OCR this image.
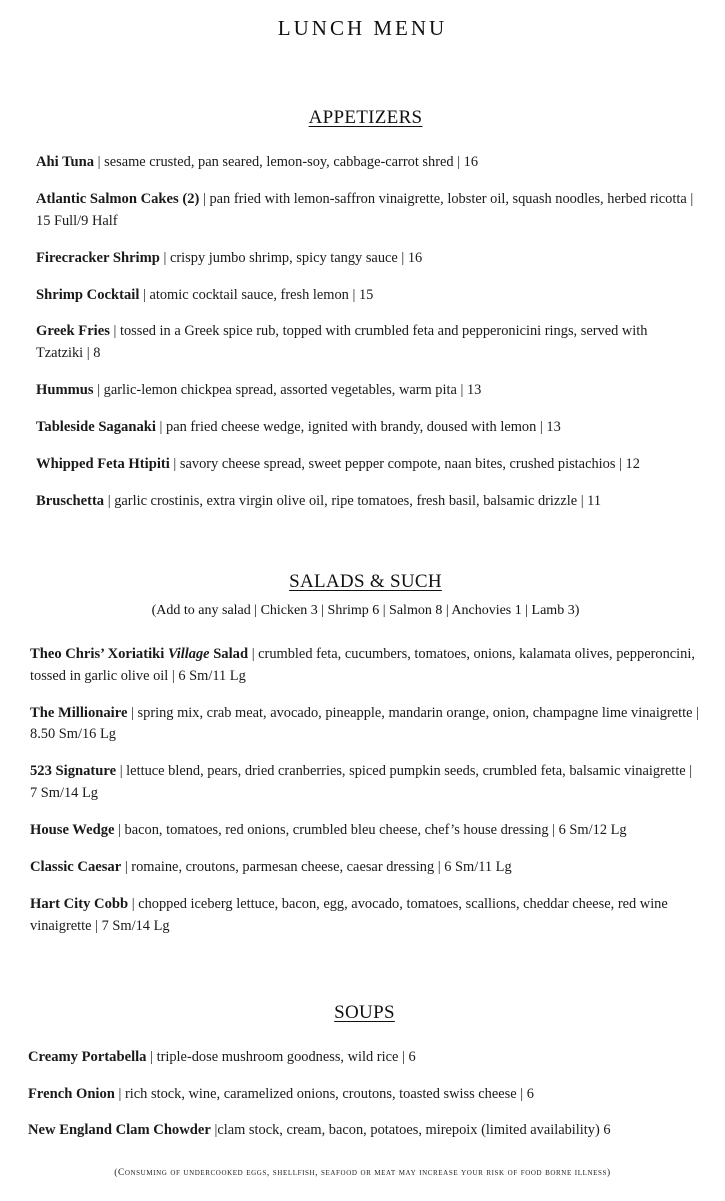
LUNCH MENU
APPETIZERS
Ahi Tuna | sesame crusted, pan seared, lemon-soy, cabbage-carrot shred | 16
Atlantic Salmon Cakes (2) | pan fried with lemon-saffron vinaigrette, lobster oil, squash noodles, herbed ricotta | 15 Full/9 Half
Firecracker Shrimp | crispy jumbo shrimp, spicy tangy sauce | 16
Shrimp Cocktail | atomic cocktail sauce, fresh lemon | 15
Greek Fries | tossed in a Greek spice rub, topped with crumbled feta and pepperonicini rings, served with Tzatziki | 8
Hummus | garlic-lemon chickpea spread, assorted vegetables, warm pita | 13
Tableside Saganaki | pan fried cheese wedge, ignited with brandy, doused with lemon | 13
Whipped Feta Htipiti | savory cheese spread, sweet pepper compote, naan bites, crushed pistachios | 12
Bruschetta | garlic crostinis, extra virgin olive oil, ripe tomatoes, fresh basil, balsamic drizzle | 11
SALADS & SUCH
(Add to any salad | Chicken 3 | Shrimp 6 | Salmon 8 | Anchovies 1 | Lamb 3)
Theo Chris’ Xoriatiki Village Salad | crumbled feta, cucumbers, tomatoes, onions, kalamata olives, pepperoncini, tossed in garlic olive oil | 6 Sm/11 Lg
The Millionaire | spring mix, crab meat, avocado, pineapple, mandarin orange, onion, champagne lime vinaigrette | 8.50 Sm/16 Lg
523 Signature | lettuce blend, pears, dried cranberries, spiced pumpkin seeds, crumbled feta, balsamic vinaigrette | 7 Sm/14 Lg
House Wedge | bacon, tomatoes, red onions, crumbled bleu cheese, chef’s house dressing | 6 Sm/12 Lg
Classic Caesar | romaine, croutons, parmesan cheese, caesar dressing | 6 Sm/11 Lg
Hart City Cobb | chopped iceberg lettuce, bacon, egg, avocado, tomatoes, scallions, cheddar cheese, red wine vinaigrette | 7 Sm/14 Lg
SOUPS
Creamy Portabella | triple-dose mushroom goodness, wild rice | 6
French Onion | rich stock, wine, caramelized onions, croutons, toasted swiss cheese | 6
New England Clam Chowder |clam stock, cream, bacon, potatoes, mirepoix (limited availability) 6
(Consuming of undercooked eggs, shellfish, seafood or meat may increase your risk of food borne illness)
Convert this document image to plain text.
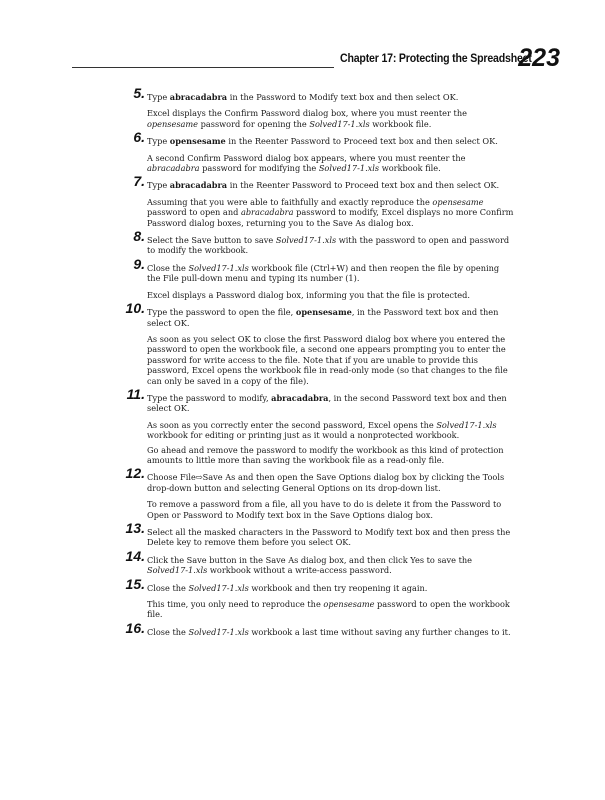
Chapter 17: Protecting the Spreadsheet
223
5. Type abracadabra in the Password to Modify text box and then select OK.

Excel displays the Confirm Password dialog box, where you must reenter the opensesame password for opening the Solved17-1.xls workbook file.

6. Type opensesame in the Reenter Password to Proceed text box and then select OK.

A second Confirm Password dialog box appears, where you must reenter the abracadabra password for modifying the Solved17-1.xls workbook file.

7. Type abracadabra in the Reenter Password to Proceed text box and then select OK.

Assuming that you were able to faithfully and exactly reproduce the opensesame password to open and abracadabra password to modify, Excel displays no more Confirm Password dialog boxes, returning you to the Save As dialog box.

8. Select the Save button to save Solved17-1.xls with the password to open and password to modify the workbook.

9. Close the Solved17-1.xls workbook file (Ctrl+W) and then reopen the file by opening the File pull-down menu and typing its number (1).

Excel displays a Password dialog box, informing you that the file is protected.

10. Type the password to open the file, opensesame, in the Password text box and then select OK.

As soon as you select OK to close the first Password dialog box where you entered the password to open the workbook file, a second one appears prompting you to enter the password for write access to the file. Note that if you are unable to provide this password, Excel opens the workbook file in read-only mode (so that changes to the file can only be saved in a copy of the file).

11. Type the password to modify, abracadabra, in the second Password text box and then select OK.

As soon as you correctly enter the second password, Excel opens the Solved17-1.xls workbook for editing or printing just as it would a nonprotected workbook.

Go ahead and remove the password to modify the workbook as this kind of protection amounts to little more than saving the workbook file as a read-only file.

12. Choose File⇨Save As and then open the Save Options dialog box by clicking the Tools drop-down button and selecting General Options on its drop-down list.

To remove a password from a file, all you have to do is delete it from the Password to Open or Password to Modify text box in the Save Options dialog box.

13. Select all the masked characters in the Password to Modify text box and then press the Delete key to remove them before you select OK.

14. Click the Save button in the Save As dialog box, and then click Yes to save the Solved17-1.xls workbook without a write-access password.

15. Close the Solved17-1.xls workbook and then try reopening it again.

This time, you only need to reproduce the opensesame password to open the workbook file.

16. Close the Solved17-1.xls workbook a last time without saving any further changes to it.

......

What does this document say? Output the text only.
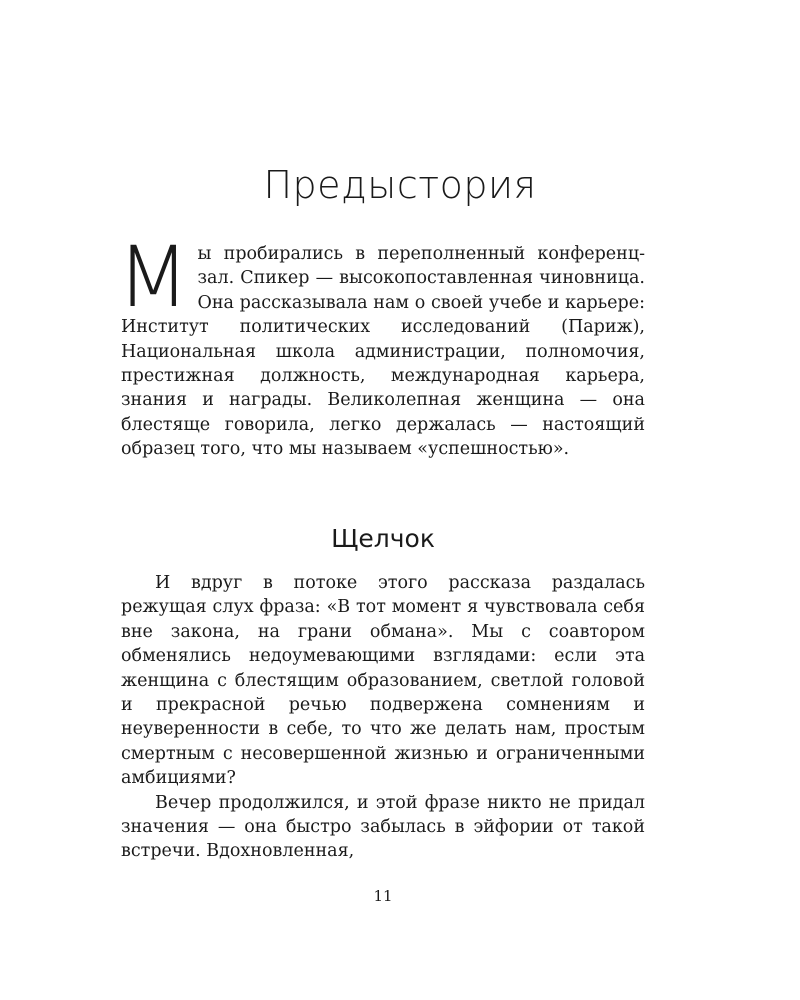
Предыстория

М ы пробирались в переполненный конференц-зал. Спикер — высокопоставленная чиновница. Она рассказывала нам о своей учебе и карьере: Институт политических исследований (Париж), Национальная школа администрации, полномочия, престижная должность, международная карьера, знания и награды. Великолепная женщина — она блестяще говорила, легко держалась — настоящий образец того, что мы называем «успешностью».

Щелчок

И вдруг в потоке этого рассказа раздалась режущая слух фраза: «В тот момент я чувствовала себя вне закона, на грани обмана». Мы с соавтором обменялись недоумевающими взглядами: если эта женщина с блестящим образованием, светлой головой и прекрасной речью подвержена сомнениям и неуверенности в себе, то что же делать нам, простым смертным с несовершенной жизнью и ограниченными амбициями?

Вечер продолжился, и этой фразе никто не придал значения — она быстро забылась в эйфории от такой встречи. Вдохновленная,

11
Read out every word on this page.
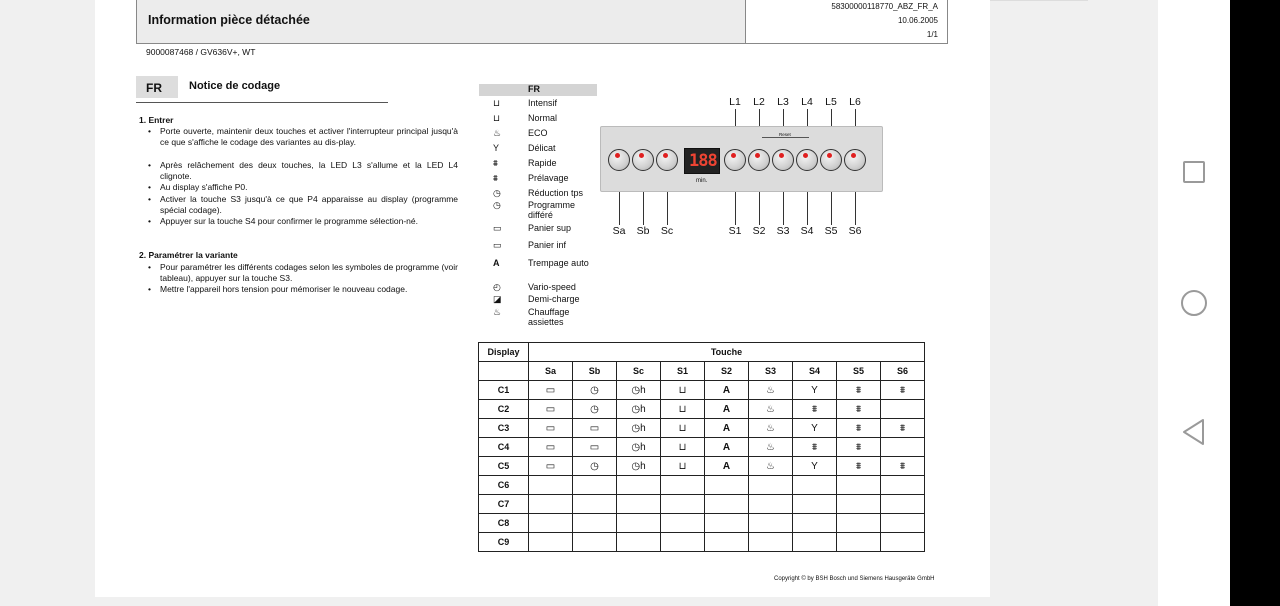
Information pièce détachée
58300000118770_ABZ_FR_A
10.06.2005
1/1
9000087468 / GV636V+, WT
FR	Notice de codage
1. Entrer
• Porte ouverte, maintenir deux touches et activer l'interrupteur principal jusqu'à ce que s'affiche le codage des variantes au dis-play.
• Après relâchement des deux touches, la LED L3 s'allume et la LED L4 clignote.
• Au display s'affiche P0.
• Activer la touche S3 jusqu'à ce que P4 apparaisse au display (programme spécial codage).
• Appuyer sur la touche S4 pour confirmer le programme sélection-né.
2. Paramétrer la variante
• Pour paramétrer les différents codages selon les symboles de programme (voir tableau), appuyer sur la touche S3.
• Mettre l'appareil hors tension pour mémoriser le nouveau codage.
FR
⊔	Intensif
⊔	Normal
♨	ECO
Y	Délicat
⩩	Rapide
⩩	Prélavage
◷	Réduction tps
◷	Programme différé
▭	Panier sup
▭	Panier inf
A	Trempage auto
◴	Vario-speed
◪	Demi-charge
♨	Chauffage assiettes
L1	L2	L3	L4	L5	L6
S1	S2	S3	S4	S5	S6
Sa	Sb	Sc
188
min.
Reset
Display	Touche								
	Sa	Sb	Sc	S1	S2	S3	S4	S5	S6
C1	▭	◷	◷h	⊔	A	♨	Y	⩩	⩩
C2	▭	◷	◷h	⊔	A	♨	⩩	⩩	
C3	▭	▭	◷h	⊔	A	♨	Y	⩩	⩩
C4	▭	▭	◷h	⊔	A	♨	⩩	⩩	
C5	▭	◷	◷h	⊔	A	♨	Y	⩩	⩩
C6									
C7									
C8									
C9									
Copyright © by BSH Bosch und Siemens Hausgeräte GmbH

......

_Exercise instructions_
Return each line of the listing that holds the string "olive".

_Solution for this exercise_
Bruschetta | garlic crostinis, extra virgin olive oil, ripe tomatoes, fresh basil, balsamic drizzle | 11
Theo Chris’ Xoriatiki Village Salad | crumbled feta, cucumbers, tomatoes, onions, kalamata olives, pepperoncini, tossed in garlic olive oil | 6 Sm/11 Lg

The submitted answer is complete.